··· Task inputs ···

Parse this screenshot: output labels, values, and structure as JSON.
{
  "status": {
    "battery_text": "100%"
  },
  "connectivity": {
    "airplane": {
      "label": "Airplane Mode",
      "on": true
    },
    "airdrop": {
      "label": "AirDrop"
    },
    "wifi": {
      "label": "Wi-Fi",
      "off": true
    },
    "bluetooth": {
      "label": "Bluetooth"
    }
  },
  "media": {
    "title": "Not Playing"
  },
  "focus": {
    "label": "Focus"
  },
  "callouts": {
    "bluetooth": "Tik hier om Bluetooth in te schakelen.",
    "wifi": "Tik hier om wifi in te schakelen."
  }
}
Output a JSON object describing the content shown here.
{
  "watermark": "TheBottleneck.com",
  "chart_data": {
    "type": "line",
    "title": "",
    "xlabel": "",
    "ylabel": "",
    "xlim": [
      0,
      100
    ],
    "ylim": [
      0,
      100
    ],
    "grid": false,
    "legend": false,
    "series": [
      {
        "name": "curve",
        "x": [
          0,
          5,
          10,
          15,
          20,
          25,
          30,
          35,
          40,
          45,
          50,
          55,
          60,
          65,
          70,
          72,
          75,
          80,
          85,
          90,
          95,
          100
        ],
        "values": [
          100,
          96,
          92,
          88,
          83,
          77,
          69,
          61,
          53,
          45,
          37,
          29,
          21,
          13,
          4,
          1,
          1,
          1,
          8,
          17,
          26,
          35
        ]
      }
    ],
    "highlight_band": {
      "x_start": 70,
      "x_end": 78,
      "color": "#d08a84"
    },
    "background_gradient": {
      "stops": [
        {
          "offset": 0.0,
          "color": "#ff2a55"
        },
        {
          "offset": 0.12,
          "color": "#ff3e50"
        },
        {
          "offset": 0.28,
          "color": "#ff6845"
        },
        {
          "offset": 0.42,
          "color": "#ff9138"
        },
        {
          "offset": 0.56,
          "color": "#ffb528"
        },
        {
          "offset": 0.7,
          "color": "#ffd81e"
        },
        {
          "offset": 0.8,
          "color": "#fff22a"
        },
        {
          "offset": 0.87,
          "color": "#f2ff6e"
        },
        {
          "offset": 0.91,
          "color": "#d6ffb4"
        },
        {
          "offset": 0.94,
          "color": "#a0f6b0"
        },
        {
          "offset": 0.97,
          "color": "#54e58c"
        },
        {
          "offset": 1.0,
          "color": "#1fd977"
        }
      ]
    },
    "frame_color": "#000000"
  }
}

···

Repeat the records above exactly as they appear.

Output of the task »
Parse this screenshot: output labels, values, and structure as JSON.
{
  "status": {
    "battery_text": "100%"
  },
  "connectivity": {
    "airplane": {
      "label": "Airplane Mode",
      "on": true
    },
    "airdrop": {
      "label": "AirDrop"
    },
    "wifi": {
      "label": "Wi-Fi",
      "off": true
    },
    "bluetooth": {
      "label": "Bluetooth"
    }
  },
  "media": {
    "title": "Not Playing"
  },
  "focus": {
    "label": "Focus"
  },
  "callouts": {
    "bluetooth": "Tik hier om Bluetooth in te schakelen.",
    "wifi": "Tik hier om wifi in te schakelen."
  }
}
Output a JSON object describing the content shown here.
{
  "watermark": "TheBottleneck.com",
  "chart_data": {
    "type": "line",
    "title": "",
    "xlabel": "",
    "ylabel": "",
    "xlim": [
      0,
      100
    ],
    "ylim": [
      0,
      100
    ],
    "grid": false,
    "legend": false,
    "series": [
      {
        "name": "curve",
        "x": [
          0,
          5,
          10,
          15,
          20,
          25,
          30,
          35,
          40,
          45,
          50,
          55,
          60,
          65,
          70,
          72,
          75,
          80,
          85,
          90,
          95,
          100
        ],
        "values": [
          100,
          96,
          92,
          88,
          83,
          77,
          69,
          61,
          53,
          45,
          37,
          29,
          21,
          13,
          4,
          1,
          1,
          1,
          8,
          17,
          26,
          35
        ]
      }
    ],
    "highlight_band": {
      "x_start": 70,
      "x_end": 78,
      "color": "#d08a84"
    },
    "background_gradient": {
      "stops": [
        {
          "offset": 0.0,
          "color": "#ff2a55"
        },
        {
          "offset": 0.12,
          "color": "#ff3e50"
        },
        {
          "offset": 0.28,
          "color": "#ff6845"
        },
        {
          "offset": 0.42,
          "color": "#ff9138"
        },
        {
          "offset": 0.56,
          "color": "#ffb528"
        },
        {
          "offset": 0.7,
          "color": "#ffd81e"
        },
        {
          "offset": 0.8,
          "color": "#fff22a"
        },
        {
          "offset": 0.87,
          "color": "#f2ff6e"
        },
        {
          "offset": 0.91,
          "color": "#d6ffb4"
        },
        {
          "offset": 0.94,
          "color": "#a0f6b0"
        },
        {
          "offset": 0.97,
          "color": "#54e58c"
        },
        {
          "offset": 1.0,
          "color": "#1fd977"
        }
      ]
    },
    "frame_color": "#000000"
  }
}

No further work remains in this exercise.